▶ Task goal: Extract the records below word for word and ignore the images.

▶ Dataset records:
○ ○ ○ ○ ○
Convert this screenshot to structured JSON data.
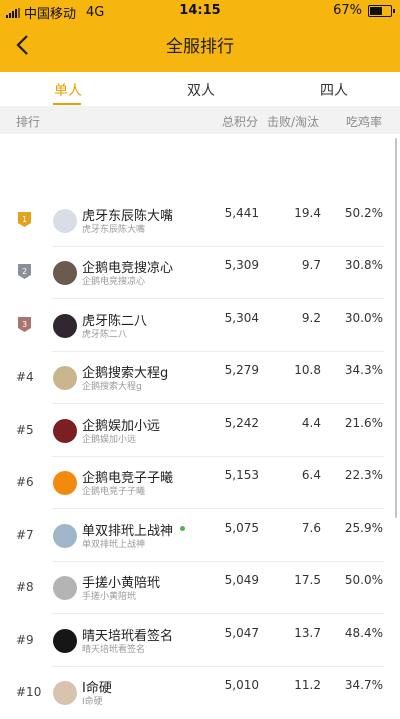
{
  "status": {
    "carrier": "中国移动",
    "network": "4G",
    "time": "14:15",
    "battery": "67%",
    "battery_level": 0.67
  },
  "nav": {
    "title": "全服排行"
  },
  "tabs": [
    {
      "label": "单人",
      "active": true
    },
    {
      "label": "双人",
      "active": false
    },
    {
      "label": "四人",
      "active": false
    }
  ],
  "columns": {
    "rank": "排行",
    "score": "总积分",
    "kills": "击败/淘汰",
    "rate": "吃鸡率"
  },
  "rows": [
    {
      "rank": "1",
      "medal": "gold",
      "name": "虎牙东辰陈大嘴",
      "sub": "虎牙东辰陈大嘴",
      "score": "5,441",
      "kills": "19.4",
      "rate": "50.2%",
      "avatar_color": "#d9dde6",
      "online": false
    },
    {
      "rank": "2",
      "medal": "silver",
      "name": "企鹅电竞搜凉心",
      "sub": "企鹅电竞搜凉心",
      "score": "5,309",
      "kills": "9.7",
      "rate": "30.8%",
      "avatar_color": "#6b5a4e",
      "online": false
    },
    {
      "rank": "3",
      "medal": "bronze",
      "name": "虎牙陈二八",
      "sub": "虎牙陈二八",
      "score": "5,304",
      "kills": "9.2",
      "rate": "30.0%",
      "avatar_color": "#2f2630",
      "online": false
    },
    {
      "rank": "#4",
      "medal": "",
      "name": "企鹅搜索大程g",
      "sub": "企鹅搜索大程g",
      "score": "5,279",
      "kills": "10.8",
      "rate": "34.3%",
      "avatar_color": "#c9b58e",
      "online": false
    },
    {
      "rank": "#5",
      "medal": "",
      "name": "企鹅娱加小远",
      "sub": "企鹅娱加小远",
      "score": "5,242",
      "kills": "4.4",
      "rate": "21.6%",
      "avatar_color": "#7a1f22",
      "online": false
    },
    {
      "rank": "#6",
      "medal": "",
      "name": "企鹅电竞子子曦",
      "sub": "企鹅电竞子子曦",
      "score": "5,153",
      "kills": "6.4",
      "rate": "22.3%",
      "avatar_color": "#f28a10",
      "online": false
    },
    {
      "rank": "#7",
      "medal": "",
      "name": "单双排玳上战神",
      "sub": "单双排玳上战神",
      "score": "5,075",
      "kills": "7.6",
      "rate": "25.9%",
      "avatar_color": "#9fb5c9",
      "online": true
    },
    {
      "rank": "#8",
      "medal": "",
      "name": "手搓小黄陪玳",
      "sub": "手搓小黄陪玳",
      "score": "5,049",
      "kills": "17.5",
      "rate": "50.0%",
      "avatar_color": "#b4b4b4",
      "online": false
    },
    {
      "rank": "#9",
      "medal": "",
      "name": "晴天培玳看签名",
      "sub": "晴天培玳看签名",
      "score": "5,047",
      "kills": "13.7",
      "rate": "48.4%",
      "avatar_color": "#161616",
      "online": false
    },
    {
      "rank": "#10",
      "medal": "",
      "name": "I命硬",
      "sub": "I命硬",
      "score": "5,010",
      "kills": "11.2",
      "rate": "34.7%",
      "avatar_color": "#d8c4ae",
      "online": false
    }
  ],
  "colors": {
    "accent": "#f6b50f",
    "active_tab": "#e7a000",
    "gold": "#e3a21a",
    "silver": "#8a8f99",
    "bronze": "#a8766b",
    "online": "#4cb84c"
  }
}
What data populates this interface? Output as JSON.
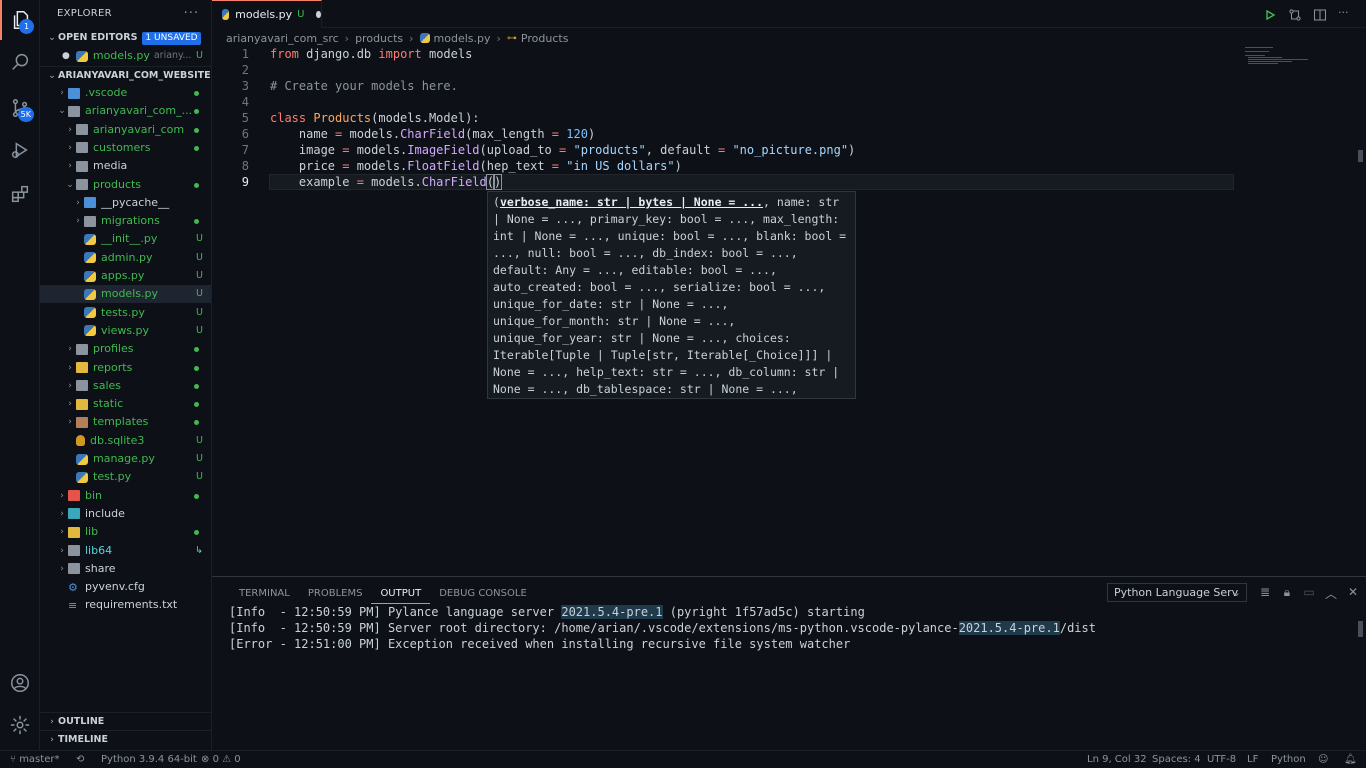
{
  "activity": {
    "source_control_badge": "5K",
    "explorer_badge": "1"
  },
  "sidebar": {
    "title": "EXPLORER",
    "open_editors_label": "OPEN EDITORS",
    "unsaved_label": "1 UNSAVED",
    "open_file": {
      "name": "models.py",
      "path": "ariany...",
      "status": "U"
    },
    "workspace_label": "ARIANYAVARI_COM_WEBSITE",
    "tree": [
      {
        "name": ".vscode",
        "status": "dot"
      },
      {
        "name": "arianyavari_com_...",
        "status": "dot"
      },
      {
        "name": "arianyavari_com",
        "status": "dot"
      },
      {
        "name": "customers",
        "status": "dot"
      },
      {
        "name": "media",
        "status": ""
      },
      {
        "name": "products",
        "status": "dot"
      },
      {
        "name": "__pycache__",
        "status": ""
      },
      {
        "name": "migrations",
        "status": "dot"
      },
      {
        "name": "__init__.py",
        "status": "U"
      },
      {
        "name": "admin.py",
        "status": "U"
      },
      {
        "name": "apps.py",
        "status": "U"
      },
      {
        "name": "models.py",
        "status": "U"
      },
      {
        "name": "tests.py",
        "status": "U"
      },
      {
        "name": "views.py",
        "status": "U"
      },
      {
        "name": "profiles",
        "status": "dot"
      },
      {
        "name": "reports",
        "status": "dot"
      },
      {
        "name": "sales",
        "status": "dot"
      },
      {
        "name": "static",
        "status": "dot"
      },
      {
        "name": "templates",
        "status": "dot"
      },
      {
        "name": "db.sqlite3",
        "status": "U"
      },
      {
        "name": "manage.py",
        "status": "U"
      },
      {
        "name": "test.py",
        "status": "U"
      },
      {
        "name": "bin",
        "status": "dot"
      },
      {
        "name": "include",
        "status": ""
      },
      {
        "name": "lib",
        "status": "dot"
      },
      {
        "name": "lib64",
        "status": "↳"
      },
      {
        "name": "share",
        "status": ""
      },
      {
        "name": "pyvenv.cfg",
        "status": ""
      },
      {
        "name": "requirements.txt",
        "status": ""
      }
    ],
    "outline_label": "OUTLINE",
    "timeline_label": "TIMELINE"
  },
  "editor": {
    "tab": {
      "name": "models.py",
      "status": "U"
    },
    "breadcrumbs": [
      "arianyavari_com_src",
      "products",
      "models.py",
      "Products"
    ],
    "line_numbers": [
      "1",
      "2",
      "3",
      "4",
      "5",
      "6",
      "7",
      "8",
      "9"
    ],
    "hint_lines": [
      "verbose_name: str | bytes | None = ...",
      ", name: str",
      "| None = ..., primary_key: bool = ..., max_length:",
      "int | None = ..., unique: bool = ..., blank: bool =",
      "..., null: bool = ..., db_index: bool = ...,",
      "default: Any = ..., editable: bool = ...,",
      "auto_created: bool = ..., serialize: bool = ...,",
      "unique_for_date: str | None = ...,",
      "unique_for_month: str | None = ...,",
      "unique_for_year: str | None = ..., choices:",
      "Iterable[Tuple | Tuple[str, Iterable[_Choice]]] |",
      "None = ..., help_text: str = ..., db_column: str |",
      "None = ..., db_tablespace: str | None = ...,"
    ]
  },
  "panel": {
    "tabs": [
      "TERMINAL",
      "PROBLEMS",
      "OUTPUT",
      "DEBUG CONSOLE"
    ],
    "active_tab": "OUTPUT",
    "channel": "Python Language Serv",
    "output": [
      {
        "pre": "[Info  - 12:50:59 PM] Pylance language server ",
        "hl": "2021.5.4-pre.1",
        "post": " (pyright 1f57ad5c) starting"
      },
      {
        "pre": "[Info  - 12:50:59 PM] Server root directory: /home/arian/.vscode/extensions/ms-python.vscode-pylance-",
        "hl": "2021.5.4-pre.1",
        "post": "/dist"
      },
      {
        "pre": "[Error - 12:51:00 PM] Exception received when installing recursive file system watcher",
        "hl": "",
        "post": ""
      }
    ]
  },
  "status": {
    "branch": "master*",
    "python": "Python 3.9.4 64-bit",
    "errors": "0",
    "warnings": "0",
    "position": "Ln 9, Col 32",
    "spaces": "Spaces: 4",
    "encoding": "UTF-8",
    "eol": "LF",
    "language": "Python"
  },
  "colors": {
    "accent": "#f78166",
    "badge": "#1f6feb",
    "untracked": "#3fb950"
  }
}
○ ○ ○ ○ ○
▶ Response to the task:
Convert this screenshot to structured JSON data.
{
  "status": {
    "carrier": "中国移动",
    "network": "4G",
    "time": "14:15",
    "battery": "67%",
    "battery_level": 0.67
  },
  "nav": {
    "title": "全服排行"
  },
  "tabs": [
    {
      "label": "单人",
      "active": true
    },
    {
      "label": "双人",
      "active": false
    },
    {
      "label": "四人",
      "active": false
    }
  ],
  "columns": {
    "rank": "排行",
    "score": "总积分",
    "kills": "击败/淘汰",
    "rate": "吃鸡率"
  },
  "rows": [
    {
      "rank": "1",
      "medal": "gold",
      "name": "虎牙东辰陈大嘴",
      "sub": "虎牙东辰陈大嘴",
      "score": "5,441",
      "kills": "19.4",
      "rate": "50.2%",
      "avatar_color": "#d9dde6",
      "online": false
    },
    {
      "rank": "2",
      "medal": "silver",
      "name": "企鹅电竞搜凉心",
      "sub": "企鹅电竞搜凉心",
      "score": "5,309",
      "kills": "9.7",
      "rate": "30.8%",
      "avatar_color": "#6b5a4e",
      "online": false
    },
    {
      "rank": "3",
      "medal": "bronze",
      "name": "虎牙陈二八",
      "sub": "虎牙陈二八",
      "score": "5,304",
      "kills": "9.2",
      "rate": "30.0%",
      "avatar_color": "#2f2630",
      "online": false
    },
    {
      "rank": "#4",
      "medal": "",
      "name": "企鹅搜索大程g",
      "sub": "企鹅搜索大程g",
      "score": "5,279",
      "kills": "10.8",
      "rate": "34.3%",
      "avatar_color": "#c9b58e",
      "online": false
    },
    {
      "rank": "#5",
      "medal": "",
      "name": "企鹅娱加小远",
      "sub": "企鹅娱加小远",
      "score": "5,242",
      "kills": "4.4",
      "rate": "21.6%",
      "avatar_color": "#7a1f22",
      "online": false
    },
    {
      "rank": "#6",
      "medal": "",
      "name": "企鹅电竞子子曦",
      "sub": "企鹅电竞子子曦",
      "score": "5,153",
      "kills": "6.4",
      "rate": "22.3%",
      "avatar_color": "#f28a10",
      "online": false
    },
    {
      "rank": "#7",
      "medal": "",
      "name": "单双排玳上战神",
      "sub": "单双排玳上战神",
      "score": "5,075",
      "kills": "7.6",
      "rate": "25.9%",
      "avatar_color": "#9fb5c9",
      "online": true
    },
    {
      "rank": "#8",
      "medal": "",
      "name": "手搓小黄陪玳",
      "sub": "手搓小黄陪玳",
      "score": "5,049",
      "kills": "17.5",
      "rate": "50.0%",
      "avatar_color": "#b4b4b4",
      "online": false
    },
    {
      "rank": "#9",
      "medal": "",
      "name": "晴天培玳看签名",
      "sub": "晴天培玳看签名",
      "score": "5,047",
      "kills": "13.7",
      "rate": "48.4%",
      "avatar_color": "#161616",
      "online": false
    },
    {
      "rank": "#10",
      "medal": "",
      "name": "I命硬",
      "sub": "I命硬",
      "score": "5,010",
      "kills": "11.2",
      "rate": "34.7%",
      "avatar_color": "#d8c4ae",
      "online": false
    }
  ],
  "colors": {
    "accent": "#f6b50f",
    "active_tab": "#e7a000",
    "gold": "#e3a21a",
    "silver": "#8a8f99",
    "bronze": "#a8766b",
    "online": "#4cb84c"
  }
}
What data populates this interface? Output as JSON.
{
  "activity": {
    "source_control_badge": "5K",
    "explorer_badge": "1"
  },
  "sidebar": {
    "title": "EXPLORER",
    "open_editors_label": "OPEN EDITORS",
    "unsaved_label": "1 UNSAVED",
    "open_file": {
      "name": "models.py",
      "path": "ariany...",
      "status": "U"
    },
    "workspace_label": "ARIANYAVARI_COM_WEBSITE",
    "tree": [
      {
        "name": ".vscode",
        "status": "dot"
      },
      {
        "name": "arianyavari_com_...",
        "status": "dot"
      },
      {
        "name": "arianyavari_com",
        "status": "dot"
      },
      {
        "name": "customers",
        "status": "dot"
      },
      {
        "name": "media",
        "status": ""
      },
      {
        "name": "products",
        "status": "dot"
      },
      {
        "name": "__pycache__",
        "status": ""
      },
      {
        "name": "migrations",
        "status": "dot"
      },
      {
        "name": "__init__.py",
        "status": "U"
      },
      {
        "name": "admin.py",
        "status": "U"
      },
      {
        "name": "apps.py",
        "status": "U"
      },
      {
        "name": "models.py",
        "status": "U"
      },
      {
        "name": "tests.py",
        "status": "U"
      },
      {
        "name": "views.py",
        "status": "U"
      },
      {
        "name": "profiles",
        "status": "dot"
      },
      {
        "name": "reports",
        "status": "dot"
      },
      {
        "name": "sales",
        "status": "dot"
      },
      {
        "name": "static",
        "status": "dot"
      },
      {
        "name": "templates",
        "status": "dot"
      },
      {
        "name": "db.sqlite3",
        "status": "U"
      },
      {
        "name": "manage.py",
        "status": "U"
      },
      {
        "name": "test.py",
        "status": "U"
      },
      {
        "name": "bin",
        "status": "dot"
      },
      {
        "name": "include",
        "status": ""
      },
      {
        "name": "lib",
        "status": "dot"
      },
      {
        "name": "lib64",
        "status": "↳"
      },
      {
        "name": "share",
        "status": ""
      },
      {
        "name": "pyvenv.cfg",
        "status": ""
      },
      {
        "name": "requirements.txt",
        "status": ""
      }
    ],
    "outline_label": "OUTLINE",
    "timeline_label": "TIMELINE"
  },
  "editor": {
    "tab": {
      "name": "models.py",
      "status": "U"
    },
    "breadcrumbs": [
      "arianyavari_com_src",
      "products",
      "models.py",
      "Products"
    ],
    "line_numbers": [
      "1",
      "2",
      "3",
      "4",
      "5",
      "6",
      "7",
      "8",
      "9"
    ],
    "hint_lines": [
      "verbose_name: str | bytes | None = ...",
      ", name: str",
      "| None = ..., primary_key: bool = ..., max_length:",
      "int | None = ..., unique: bool = ..., blank: bool =",
      "..., null: bool = ..., db_index: bool = ...,",
      "default: Any = ..., editable: bool = ...,",
      "auto_created: bool = ..., serialize: bool = ...,",
      "unique_for_date: str | None = ...,",
      "unique_for_month: str | None = ...,",
      "unique_for_year: str | None = ..., choices:",
      "Iterable[Tuple | Tuple[str, Iterable[_Choice]]] |",
      "None = ..., help_text: str = ..., db_column: str |",
      "None = ..., db_tablespace: str | None = ...,"
    ]
  },
  "panel": {
    "tabs": [
      "TERMINAL",
      "PROBLEMS",
      "OUTPUT",
      "DEBUG CONSOLE"
    ],
    "active_tab": "OUTPUT",
    "channel": "Python Language Serv",
    "output": [
      {
        "pre": "[Info  - 12:50:59 PM] Pylance language server ",
        "hl": "2021.5.4-pre.1",
        "post": " (pyright 1f57ad5c) starting"
      },
      {
        "pre": "[Info  - 12:50:59 PM] Server root directory: /home/arian/.vscode/extensions/ms-python.vscode-pylance-",
        "hl": "2021.5.4-pre.1",
        "post": "/dist"
      },
      {
        "pre": "[Error - 12:51:00 PM] Exception received when installing recursive file system watcher",
        "hl": "",
        "post": ""
      }
    ]
  },
  "status": {
    "branch": "master*",
    "python": "Python 3.9.4 64-bit",
    "errors": "0",
    "warnings": "0",
    "position": "Ln 9, Col 32",
    "spaces": "Spaces: 4",
    "encoding": "UTF-8",
    "eol": "LF",
    "language": "Python"
  },
  "colors": {
    "accent": "#f78166",
    "badge": "#1f6feb",
    "untracked": "#3fb950"
  }
}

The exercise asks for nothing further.